##### DATA SHOWN

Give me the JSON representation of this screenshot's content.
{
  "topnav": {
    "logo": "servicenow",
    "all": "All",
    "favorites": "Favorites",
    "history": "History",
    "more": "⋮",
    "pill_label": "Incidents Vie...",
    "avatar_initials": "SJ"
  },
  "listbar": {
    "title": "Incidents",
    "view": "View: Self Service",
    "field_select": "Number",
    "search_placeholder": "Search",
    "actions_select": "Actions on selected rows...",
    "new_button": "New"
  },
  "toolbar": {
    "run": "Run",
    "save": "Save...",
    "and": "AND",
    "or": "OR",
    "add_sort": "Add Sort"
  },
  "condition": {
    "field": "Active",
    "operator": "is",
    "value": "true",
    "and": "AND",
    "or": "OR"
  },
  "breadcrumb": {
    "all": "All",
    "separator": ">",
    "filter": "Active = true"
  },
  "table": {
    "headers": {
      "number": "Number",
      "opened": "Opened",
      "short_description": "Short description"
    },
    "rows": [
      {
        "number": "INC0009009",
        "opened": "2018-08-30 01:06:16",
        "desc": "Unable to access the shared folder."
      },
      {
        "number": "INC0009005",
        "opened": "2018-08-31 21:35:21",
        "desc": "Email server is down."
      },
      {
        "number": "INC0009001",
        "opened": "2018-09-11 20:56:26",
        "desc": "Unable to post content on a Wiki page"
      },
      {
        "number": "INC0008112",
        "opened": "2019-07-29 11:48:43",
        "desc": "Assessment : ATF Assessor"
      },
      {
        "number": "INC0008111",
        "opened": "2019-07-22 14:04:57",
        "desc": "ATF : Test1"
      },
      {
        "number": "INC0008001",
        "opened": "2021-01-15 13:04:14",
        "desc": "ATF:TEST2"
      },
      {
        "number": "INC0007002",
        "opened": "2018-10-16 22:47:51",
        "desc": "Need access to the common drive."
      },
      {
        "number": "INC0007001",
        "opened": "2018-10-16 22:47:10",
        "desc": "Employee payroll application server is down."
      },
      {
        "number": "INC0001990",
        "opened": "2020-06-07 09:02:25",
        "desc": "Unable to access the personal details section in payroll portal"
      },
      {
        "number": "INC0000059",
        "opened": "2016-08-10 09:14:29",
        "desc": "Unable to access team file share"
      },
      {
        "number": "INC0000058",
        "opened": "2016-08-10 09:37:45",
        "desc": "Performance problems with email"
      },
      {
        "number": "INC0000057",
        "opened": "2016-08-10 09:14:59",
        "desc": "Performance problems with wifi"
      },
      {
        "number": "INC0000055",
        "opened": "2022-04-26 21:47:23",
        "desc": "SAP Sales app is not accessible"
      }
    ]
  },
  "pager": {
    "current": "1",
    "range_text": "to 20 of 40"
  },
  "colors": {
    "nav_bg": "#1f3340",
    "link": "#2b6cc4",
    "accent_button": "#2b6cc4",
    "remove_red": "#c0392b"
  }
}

##########

## WHAT IS EXPECTED
Take the listing above and write it out again exactly.

## RESULT
Give me the JSON representation of this screenshot's content.
{
  "topnav": {
    "logo": "servicenow",
    "all": "All",
    "favorites": "Favorites",
    "history": "History",
    "more": "⋮",
    "pill_label": "Incidents Vie...",
    "avatar_initials": "SJ"
  },
  "listbar": {
    "title": "Incidents",
    "view": "View: Self Service",
    "field_select": "Number",
    "search_placeholder": "Search",
    "actions_select": "Actions on selected rows...",
    "new_button": "New"
  },
  "toolbar": {
    "run": "Run",
    "save": "Save...",
    "and": "AND",
    "or": "OR",
    "add_sort": "Add Sort"
  },
  "condition": {
    "field": "Active",
    "operator": "is",
    "value": "true",
    "and": "AND",
    "or": "OR"
  },
  "breadcrumb": {
    "all": "All",
    "separator": ">",
    "filter": "Active = true"
  },
  "table": {
    "headers": {
      "number": "Number",
      "opened": "Opened",
      "short_description": "Short description"
    },
    "rows": [
      {
        "number": "INC0009009",
        "opened": "2018-08-30 01:06:16",
        "desc": "Unable to access the shared folder."
      },
      {
        "number": "INC0009005",
        "opened": "2018-08-31 21:35:21",
        "desc": "Email server is down."
      },
      {
        "number": "INC0009001",
        "opened": "2018-09-11 20:56:26",
        "desc": "Unable to post content on a Wiki page"
      },
      {
        "number": "INC0008112",
        "opened": "2019-07-29 11:48:43",
        "desc": "Assessment : ATF Assessor"
      },
      {
        "number": "INC0008111",
        "opened": "2019-07-22 14:04:57",
        "desc": "ATF : Test1"
      },
      {
        "number": "INC0008001",
        "opened": "2021-01-15 13:04:14",
        "desc": "ATF:TEST2"
      },
      {
        "number": "INC0007002",
        "opened": "2018-10-16 22:47:51",
        "desc": "Need access to the common drive."
      },
      {
        "number": "INC0007001",
        "opened": "2018-10-16 22:47:10",
        "desc": "Employee payroll application server is down."
      },
      {
        "number": "INC0001990",
        "opened": "2020-06-07 09:02:25",
        "desc": "Unable to access the personal details section in payroll portal"
      },
      {
        "number": "INC0000059",
        "opened": "2016-08-10 09:14:29",
        "desc": "Unable to access team file share"
      },
      {
        "number": "INC0000058",
        "opened": "2016-08-10 09:37:45",
        "desc": "Performance problems with email"
      },
      {
        "number": "INC0000057",
        "opened": "2016-08-10 09:14:59",
        "desc": "Performance problems with wifi"
      },
      {
        "number": "INC0000055",
        "opened": "2022-04-26 21:47:23",
        "desc": "SAP Sales app is not accessible"
      }
    ]
  },
  "pager": {
    "current": "1",
    "range_text": "to 20 of 40"
  },
  "colors": {
    "nav_bg": "#1f3340",
    "link": "#2b6cc4",
    "accent_button": "#2b6cc4",
    "remove_red": "#c0392b"
  }
}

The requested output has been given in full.